» **Set exercise**
Scan the records below. List lines holding "name".

» **Exercise input**
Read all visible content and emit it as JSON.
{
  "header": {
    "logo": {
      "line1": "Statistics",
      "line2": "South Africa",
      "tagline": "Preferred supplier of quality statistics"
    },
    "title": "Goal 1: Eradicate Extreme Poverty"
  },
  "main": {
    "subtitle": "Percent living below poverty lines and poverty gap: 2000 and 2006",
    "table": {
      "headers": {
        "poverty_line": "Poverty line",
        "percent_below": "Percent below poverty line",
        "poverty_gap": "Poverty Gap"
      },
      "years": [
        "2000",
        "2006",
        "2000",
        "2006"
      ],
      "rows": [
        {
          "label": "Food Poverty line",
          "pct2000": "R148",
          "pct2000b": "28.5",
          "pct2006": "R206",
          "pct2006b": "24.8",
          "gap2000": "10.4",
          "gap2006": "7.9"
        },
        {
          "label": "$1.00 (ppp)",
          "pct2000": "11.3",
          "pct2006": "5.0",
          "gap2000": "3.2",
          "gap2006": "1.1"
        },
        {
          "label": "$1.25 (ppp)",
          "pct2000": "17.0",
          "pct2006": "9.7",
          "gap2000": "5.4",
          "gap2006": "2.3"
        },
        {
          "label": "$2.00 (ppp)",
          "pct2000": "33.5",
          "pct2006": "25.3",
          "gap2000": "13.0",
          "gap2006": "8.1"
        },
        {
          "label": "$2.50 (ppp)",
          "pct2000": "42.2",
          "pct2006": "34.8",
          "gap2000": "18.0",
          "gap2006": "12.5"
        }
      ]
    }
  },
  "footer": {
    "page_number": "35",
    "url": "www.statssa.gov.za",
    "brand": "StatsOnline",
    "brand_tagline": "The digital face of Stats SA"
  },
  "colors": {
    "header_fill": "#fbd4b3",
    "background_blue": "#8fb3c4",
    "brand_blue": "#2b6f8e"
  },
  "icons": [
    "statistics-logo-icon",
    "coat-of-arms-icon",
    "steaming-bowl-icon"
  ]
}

==

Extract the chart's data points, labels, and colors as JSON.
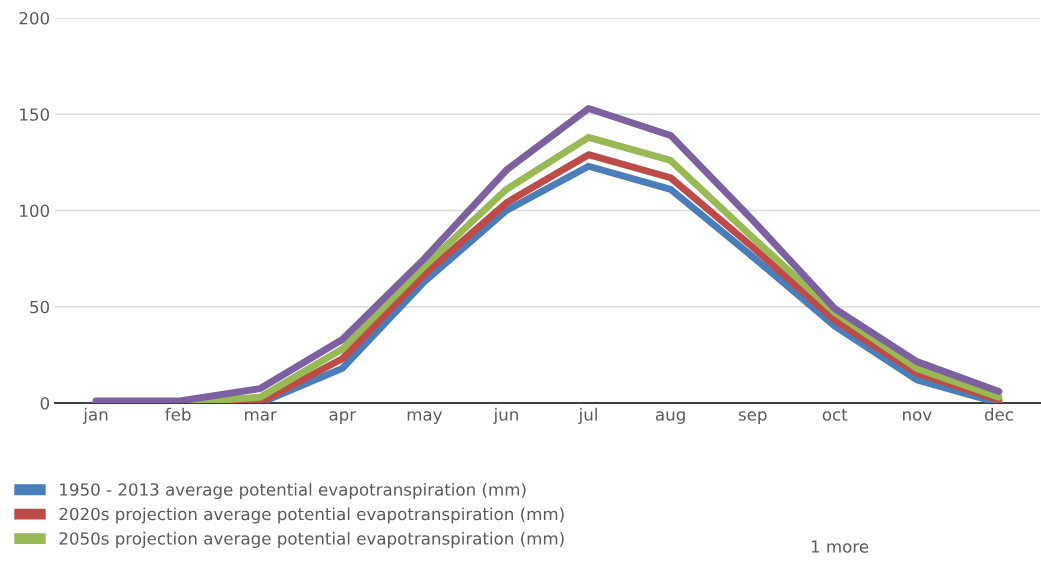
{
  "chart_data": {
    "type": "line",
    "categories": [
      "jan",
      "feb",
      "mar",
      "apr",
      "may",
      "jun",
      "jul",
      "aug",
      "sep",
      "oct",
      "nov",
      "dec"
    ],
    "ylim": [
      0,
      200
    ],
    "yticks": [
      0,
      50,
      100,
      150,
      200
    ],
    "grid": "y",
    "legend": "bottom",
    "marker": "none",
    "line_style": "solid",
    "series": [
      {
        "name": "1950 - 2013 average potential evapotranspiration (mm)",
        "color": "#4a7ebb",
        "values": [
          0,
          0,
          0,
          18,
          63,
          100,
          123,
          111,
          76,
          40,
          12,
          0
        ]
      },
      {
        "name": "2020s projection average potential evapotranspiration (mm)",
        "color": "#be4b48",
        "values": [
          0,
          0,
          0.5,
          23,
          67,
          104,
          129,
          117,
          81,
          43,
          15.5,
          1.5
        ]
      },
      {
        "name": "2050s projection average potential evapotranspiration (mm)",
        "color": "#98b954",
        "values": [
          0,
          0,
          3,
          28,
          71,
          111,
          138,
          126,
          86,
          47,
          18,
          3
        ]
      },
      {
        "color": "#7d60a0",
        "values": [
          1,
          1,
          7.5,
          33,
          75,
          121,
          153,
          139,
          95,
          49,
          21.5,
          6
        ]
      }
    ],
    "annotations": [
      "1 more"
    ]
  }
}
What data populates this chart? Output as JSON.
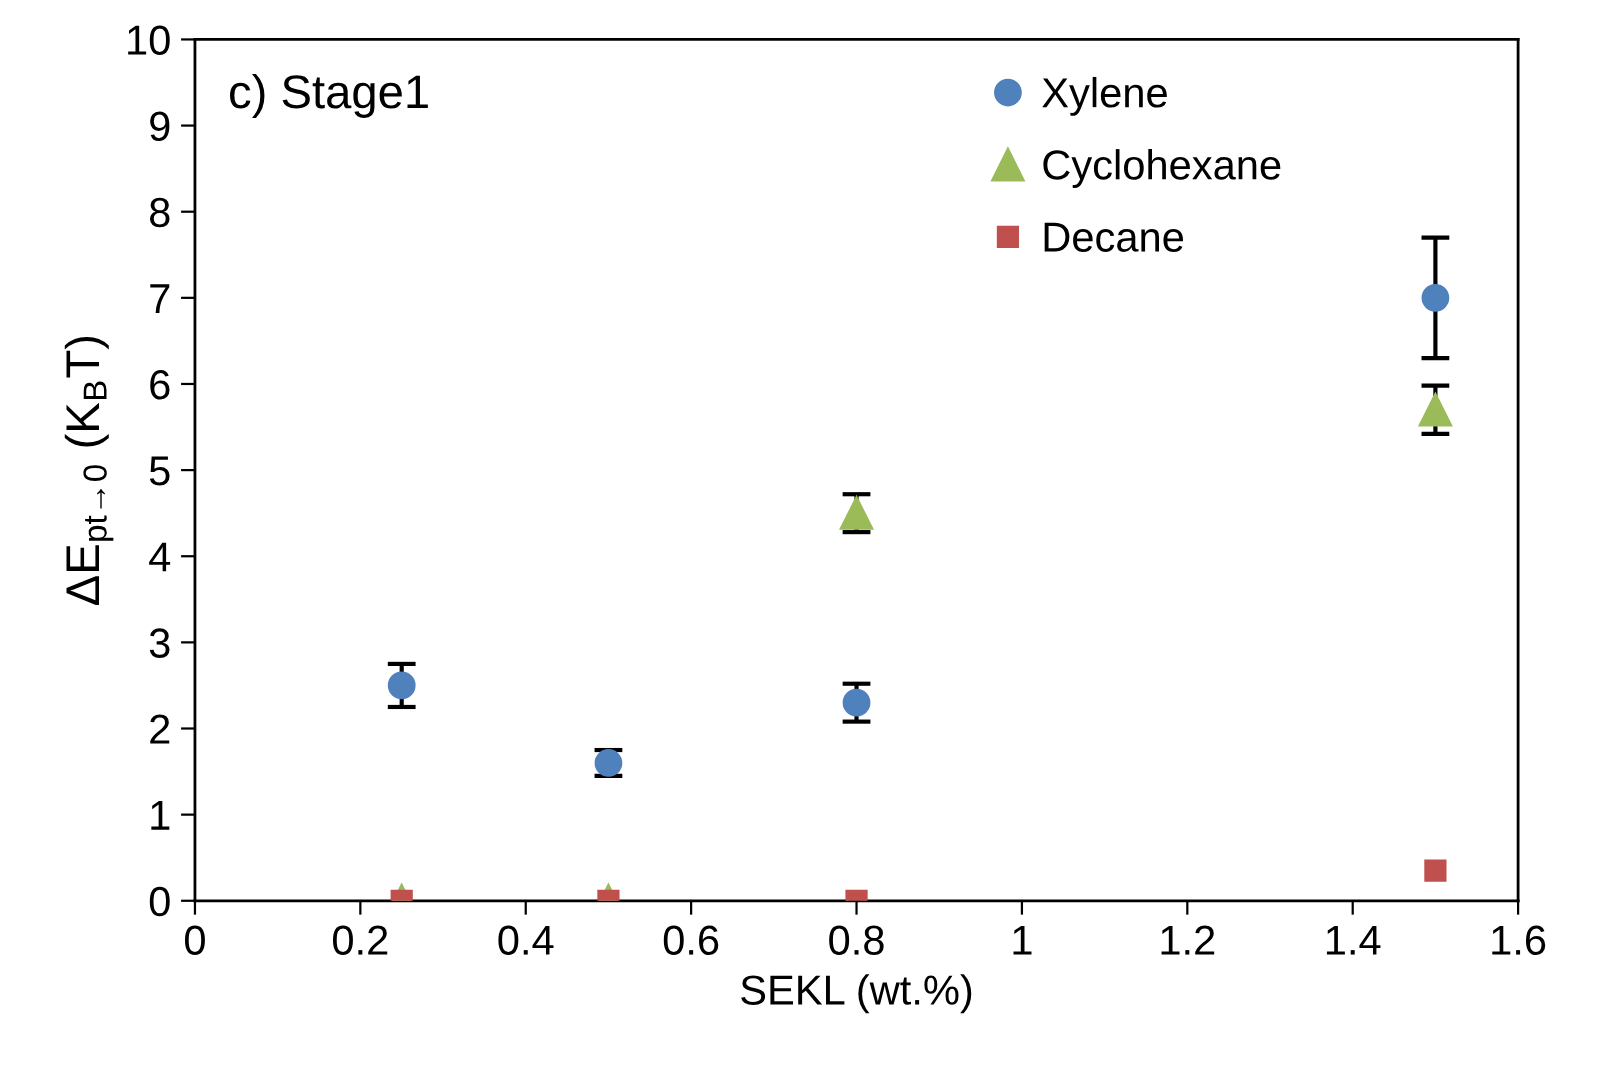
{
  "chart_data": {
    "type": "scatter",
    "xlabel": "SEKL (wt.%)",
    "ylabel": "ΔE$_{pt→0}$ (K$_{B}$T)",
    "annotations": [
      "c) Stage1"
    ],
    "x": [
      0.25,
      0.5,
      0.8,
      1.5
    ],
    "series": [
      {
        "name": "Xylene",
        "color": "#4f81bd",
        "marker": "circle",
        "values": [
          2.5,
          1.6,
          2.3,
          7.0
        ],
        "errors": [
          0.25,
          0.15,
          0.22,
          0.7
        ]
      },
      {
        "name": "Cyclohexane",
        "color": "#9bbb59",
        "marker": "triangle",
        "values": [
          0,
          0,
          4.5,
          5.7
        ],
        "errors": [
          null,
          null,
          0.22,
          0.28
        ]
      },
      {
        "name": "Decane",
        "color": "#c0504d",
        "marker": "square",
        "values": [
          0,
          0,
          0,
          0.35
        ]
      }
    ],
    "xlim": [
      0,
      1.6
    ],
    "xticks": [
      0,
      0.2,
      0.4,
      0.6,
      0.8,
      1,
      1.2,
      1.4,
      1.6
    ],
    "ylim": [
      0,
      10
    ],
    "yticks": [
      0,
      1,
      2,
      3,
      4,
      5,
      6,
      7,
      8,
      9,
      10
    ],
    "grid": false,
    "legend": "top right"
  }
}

» **Result of this exercise**
        "name": "1950 - 2013 average potential evapotranspiration (mm)",
        "name": "2020s projection average potential evapotranspiration (mm)",
        "name": "2050s projection average potential evapotranspiration (mm)",
        "name": "Xylene",
        "name": "Cyclohexane",
        "name": "Decane",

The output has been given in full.